■ **SHORT EXERCISE**
Retype the passage of the reCAPTCHA analysis that opens with the words containing "As of January" and closes with "dramatically better ROI.", keeping every word and mark unchanged.
BEGIN TEXT SEGMENT
How much is Google’s bot detection really worth?

An analysis of how well reCAPTCHA detects bots.

Last updated: December 8th, 2024

Intro

For more than a decade, Google's reCAPTCHA service has offered website owners a trade: let Google track your users and ask them questions, and in exchange they promise to stop bots and spam.

More than 4.5 million websites use reCAPTCHA [1] and the system collects hundreds of millions of daily solves. [2] This equates to more than 100 person-years of labor every day.[ 3]

Labeled data is the fuel that powers machine learning. reCAPTCHA answers have been used to improve Google's ML/AI services since 2009. Many people who use reCAPTCHA don't realize their labor is being put to use.

Google is now charging high prices for reCAPTCHA Enterprise, causing many companies to reevaluate this deal.

Major companies like Shopify and many others have switched to hCaptcha's enterprise solutions in response.

As of January 2024, Google has increased prices again on reCAPTCHA, nearly eliminating the free tier.

This means hCaptcha Enterprise has both better detection, a much more comprehensive feature offering, and dramatically better ROI.
END TEXT SEGMENT
BEGIN STORED DATA
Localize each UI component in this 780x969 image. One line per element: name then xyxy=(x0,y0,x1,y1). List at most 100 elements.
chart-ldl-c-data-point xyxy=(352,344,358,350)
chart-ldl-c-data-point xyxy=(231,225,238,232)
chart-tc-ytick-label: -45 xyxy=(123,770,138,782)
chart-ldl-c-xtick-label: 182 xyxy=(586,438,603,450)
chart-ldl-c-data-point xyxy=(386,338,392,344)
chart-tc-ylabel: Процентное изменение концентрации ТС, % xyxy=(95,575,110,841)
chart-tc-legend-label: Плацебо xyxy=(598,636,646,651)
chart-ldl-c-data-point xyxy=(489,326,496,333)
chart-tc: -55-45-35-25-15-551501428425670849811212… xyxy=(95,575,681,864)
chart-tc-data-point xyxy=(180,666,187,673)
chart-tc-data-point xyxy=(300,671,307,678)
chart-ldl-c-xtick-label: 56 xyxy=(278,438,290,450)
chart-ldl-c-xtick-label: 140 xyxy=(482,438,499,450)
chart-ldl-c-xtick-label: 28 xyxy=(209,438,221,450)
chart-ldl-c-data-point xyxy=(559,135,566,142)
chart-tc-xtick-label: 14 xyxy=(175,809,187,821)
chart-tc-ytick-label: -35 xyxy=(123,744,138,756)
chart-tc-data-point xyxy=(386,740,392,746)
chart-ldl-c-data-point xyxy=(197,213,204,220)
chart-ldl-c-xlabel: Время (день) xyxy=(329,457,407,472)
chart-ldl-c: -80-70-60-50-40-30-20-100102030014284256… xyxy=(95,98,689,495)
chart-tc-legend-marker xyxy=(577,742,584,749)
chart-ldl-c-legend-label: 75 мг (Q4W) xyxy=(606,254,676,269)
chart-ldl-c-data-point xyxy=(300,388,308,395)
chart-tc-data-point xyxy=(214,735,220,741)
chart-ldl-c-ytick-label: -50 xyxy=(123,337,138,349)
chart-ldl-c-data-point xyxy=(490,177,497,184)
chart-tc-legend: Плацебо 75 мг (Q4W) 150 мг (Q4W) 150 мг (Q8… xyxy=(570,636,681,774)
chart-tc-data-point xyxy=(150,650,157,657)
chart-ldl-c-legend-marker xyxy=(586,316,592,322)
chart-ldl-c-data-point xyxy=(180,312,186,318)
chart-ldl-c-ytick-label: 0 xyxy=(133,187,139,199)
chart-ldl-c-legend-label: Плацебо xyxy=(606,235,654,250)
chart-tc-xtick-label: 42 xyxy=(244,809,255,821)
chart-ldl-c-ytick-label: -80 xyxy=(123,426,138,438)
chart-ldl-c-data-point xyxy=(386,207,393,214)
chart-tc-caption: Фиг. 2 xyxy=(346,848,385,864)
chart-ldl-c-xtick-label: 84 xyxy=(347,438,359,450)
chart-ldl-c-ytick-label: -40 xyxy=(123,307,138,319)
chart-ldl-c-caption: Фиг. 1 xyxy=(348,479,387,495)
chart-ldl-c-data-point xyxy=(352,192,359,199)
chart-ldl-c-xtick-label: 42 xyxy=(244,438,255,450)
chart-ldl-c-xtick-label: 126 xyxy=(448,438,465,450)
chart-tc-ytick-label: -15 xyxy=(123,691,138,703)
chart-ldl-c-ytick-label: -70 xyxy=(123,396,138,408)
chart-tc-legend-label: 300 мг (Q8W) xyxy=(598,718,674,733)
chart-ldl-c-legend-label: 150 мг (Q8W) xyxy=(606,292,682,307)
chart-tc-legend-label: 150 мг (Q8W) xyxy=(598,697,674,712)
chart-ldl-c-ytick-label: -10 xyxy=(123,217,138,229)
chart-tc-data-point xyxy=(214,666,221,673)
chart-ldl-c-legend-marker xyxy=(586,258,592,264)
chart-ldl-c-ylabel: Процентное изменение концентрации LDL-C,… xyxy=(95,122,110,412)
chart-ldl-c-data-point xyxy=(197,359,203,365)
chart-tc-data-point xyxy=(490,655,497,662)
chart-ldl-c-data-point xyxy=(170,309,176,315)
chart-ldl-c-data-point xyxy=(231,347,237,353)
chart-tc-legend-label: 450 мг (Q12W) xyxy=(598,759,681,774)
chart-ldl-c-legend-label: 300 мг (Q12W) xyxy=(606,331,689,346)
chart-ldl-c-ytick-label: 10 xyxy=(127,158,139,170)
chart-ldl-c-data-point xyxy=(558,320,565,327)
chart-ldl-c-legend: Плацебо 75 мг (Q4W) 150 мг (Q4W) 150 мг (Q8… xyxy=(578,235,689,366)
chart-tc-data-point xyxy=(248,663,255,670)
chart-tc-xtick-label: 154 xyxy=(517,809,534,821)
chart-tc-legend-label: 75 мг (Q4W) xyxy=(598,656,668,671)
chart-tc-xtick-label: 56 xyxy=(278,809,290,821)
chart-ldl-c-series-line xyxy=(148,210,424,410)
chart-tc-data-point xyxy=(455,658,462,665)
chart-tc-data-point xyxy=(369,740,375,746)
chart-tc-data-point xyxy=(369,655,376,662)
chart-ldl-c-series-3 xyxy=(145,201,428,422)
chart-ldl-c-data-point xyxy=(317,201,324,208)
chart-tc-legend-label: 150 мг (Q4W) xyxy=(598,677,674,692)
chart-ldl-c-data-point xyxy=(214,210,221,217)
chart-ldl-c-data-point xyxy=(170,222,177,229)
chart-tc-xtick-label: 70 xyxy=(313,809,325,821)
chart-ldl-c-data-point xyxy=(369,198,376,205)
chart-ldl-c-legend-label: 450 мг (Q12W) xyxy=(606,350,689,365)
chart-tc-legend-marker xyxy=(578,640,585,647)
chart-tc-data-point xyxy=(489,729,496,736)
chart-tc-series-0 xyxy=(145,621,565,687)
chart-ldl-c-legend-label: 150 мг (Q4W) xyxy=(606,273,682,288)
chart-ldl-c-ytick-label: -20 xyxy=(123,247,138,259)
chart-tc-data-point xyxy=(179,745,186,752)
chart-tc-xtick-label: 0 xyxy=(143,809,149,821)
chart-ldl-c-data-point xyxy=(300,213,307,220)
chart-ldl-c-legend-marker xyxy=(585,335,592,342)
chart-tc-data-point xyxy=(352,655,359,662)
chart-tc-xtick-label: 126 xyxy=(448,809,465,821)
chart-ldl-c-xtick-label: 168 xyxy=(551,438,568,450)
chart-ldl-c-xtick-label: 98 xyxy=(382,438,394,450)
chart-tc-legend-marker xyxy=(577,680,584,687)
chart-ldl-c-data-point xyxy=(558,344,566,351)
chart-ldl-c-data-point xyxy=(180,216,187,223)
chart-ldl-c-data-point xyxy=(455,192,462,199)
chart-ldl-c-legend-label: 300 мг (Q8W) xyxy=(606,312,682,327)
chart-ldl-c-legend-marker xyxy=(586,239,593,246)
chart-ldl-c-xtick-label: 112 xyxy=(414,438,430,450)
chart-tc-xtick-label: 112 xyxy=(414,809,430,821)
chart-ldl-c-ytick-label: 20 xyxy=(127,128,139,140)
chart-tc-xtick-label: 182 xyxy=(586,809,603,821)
END STORED DATA
■ **SOLVED EXERCISE**
As of January 2024, Google has increased prices again on reCAPTCHA, nearly eliminating the free tier.

This means hCaptcha Enterprise has both better detection, a much more comprehensive feature offering, and dramatically better ROI.